**EXERCISE 1:**
Answer these questions using the essay about writing Lifers:
(a) How old was the writer when the first draft of Lifers was written?
(b) About how many words long is the novel?
(c) In what year was Lifers re-released as an eBook?
**EXERCISE 2:** Reproduce everything in the essay about writing Lifers from "I thought it captured" down to "as an eBook.".
--- PAGE TEXT Enclosed Below ---
People often ask me about the process of writing and selling a novel, so I thought it might be useful to walk through the stories behind my published novels (and maybe after that a few unpublished ones that involved withcraft, spycraft, and being banned from several government buildings). So let’s start at the beginning with my first published novel, Lifers.
I wrote the first draft of Lifers when I was twenty-six years old, which means we’re traveling back to the mid-1990s, a magical time when people had aol.com email addresses (mine was linknull@aol.com) and I was still writing everything on an old-fashioned manual typewriter. I was pretty broke, so I rarely changed out the ribbon on that sucker, either, so the original first draft of the novel is written in type so faint it’s almost invisible ink.
The inspiration for the book was simple: I was spending a lot of time drinking in bars, hanging out with friends, and hating my job. So I wrote about that. Any time you’re lacking in inspiration, you can use this one weird trick: Imagine your life, then imagine something strange happening in it. Meteor strike? Future You appearing in a ball of energy and warning you not to eat that sandwich? Doesn’t matter. I imagined my life but with me deciding to commit grand larceny, and a novel was born.
I wrote the book pretty fast; it’s not a very long novel, clocking in around 40,000 words, which people will tell you is too short to sell. I revised it once—exactly once, mainly to produce a clean typewritten copy since back then you didn’t have to submit electronically, and often couldn’t. I didn’t really change any of the story or even the actual words—I just typed out a clean version making minor fixes as I went. That was it for revision (until the publisher asked me to add a sex scene, that is), so the published novel is about 96% the same as the first draft.
I thought it captured something about that moment in my life even though I resisted every urge to have anything dramatic happen. No one gets the girl, no one gets arrested, and no one’s life changes in the story, on purpose. At the time that sort of non-dramatic story felt powerful to me—and to be honest remains one of my worst habits, opting for a non-event climax to a novel. So, impressed by myself, I started submitting it to agents and publishers.
I’ve told the story of how I sold Lifers elsewhere, so there’s no need to repeat it her verbatim. It was the end result of a lot of submissions, though, which is the important bit. I worked my ass off mailing that manuscript out to the world, and two years after finishing it I sold it, and two after that it published. And I got some polite reviews and low sales and that was that, really, until 2011 when I re-released it as an eBook.
So what are our takeaways here? One, selling a novel takes a lot of grunt work, not even counting the actual writing. Two, selling a novel might not change your life in any way. And three, I need to get out that old manual typewriter and start working on it again. That thing is a monster.
--- End of Enclosed PAGE TEXT ---
--- RECORDS SHOWN Enclosed Below ---
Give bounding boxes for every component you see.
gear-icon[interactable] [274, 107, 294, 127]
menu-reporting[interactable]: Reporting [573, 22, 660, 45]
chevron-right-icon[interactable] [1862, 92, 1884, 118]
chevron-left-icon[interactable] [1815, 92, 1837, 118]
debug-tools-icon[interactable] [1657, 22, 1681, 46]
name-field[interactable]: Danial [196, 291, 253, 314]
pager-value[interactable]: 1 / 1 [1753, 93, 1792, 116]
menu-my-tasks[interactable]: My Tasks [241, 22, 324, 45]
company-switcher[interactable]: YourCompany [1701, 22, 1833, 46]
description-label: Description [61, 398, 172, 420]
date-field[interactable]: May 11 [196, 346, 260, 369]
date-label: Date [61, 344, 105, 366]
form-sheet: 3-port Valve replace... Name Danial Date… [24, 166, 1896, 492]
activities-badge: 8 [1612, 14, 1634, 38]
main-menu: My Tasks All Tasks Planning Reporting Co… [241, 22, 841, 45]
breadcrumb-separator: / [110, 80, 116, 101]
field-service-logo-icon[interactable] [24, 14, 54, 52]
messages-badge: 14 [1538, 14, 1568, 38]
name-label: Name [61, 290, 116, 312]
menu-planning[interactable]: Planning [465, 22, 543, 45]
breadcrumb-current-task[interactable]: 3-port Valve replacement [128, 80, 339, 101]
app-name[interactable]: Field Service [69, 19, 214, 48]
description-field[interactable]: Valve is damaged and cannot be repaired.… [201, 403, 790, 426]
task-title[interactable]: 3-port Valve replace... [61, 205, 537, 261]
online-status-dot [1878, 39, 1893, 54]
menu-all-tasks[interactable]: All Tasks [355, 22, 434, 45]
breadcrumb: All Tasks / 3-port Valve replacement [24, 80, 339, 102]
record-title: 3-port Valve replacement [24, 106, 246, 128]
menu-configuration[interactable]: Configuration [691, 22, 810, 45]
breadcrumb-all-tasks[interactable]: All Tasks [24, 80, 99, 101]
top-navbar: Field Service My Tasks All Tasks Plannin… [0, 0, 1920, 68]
--- End of Enclosed RECORDS SHOWN ---
**EXERCISE OUTPUT 1:**
(a) Twenty-six years old.
(b) Around 40,000 words.
(c) 2011.

**EXERCISE OUTPUT 2:**
I thought it captured something about that moment in my life even though I resisted every urge to have anything dramatic happen. No one gets the girl, no one gets arrested, and no one’s life changes in the story, on purpose. At the time that sort of non-dramatic story felt powerful to me—and to be honest remains one of my worst habits, opting for a non-event climax to a novel. So, impressed by myself, I started submitting it to agents and publishers.
I’ve told the story of how I sold Lifers elsewhere, so there’s no need to repeat it her verbatim. It was the end result of a lot of submissions, though, which is the important bit. I worked my ass off mailing that manuscript out to the world, and two years after finishing it I sold it, and two after that it published. And I got some polite reviews and low sales and that was that, really, until 2011 when I re-released it as an eBook.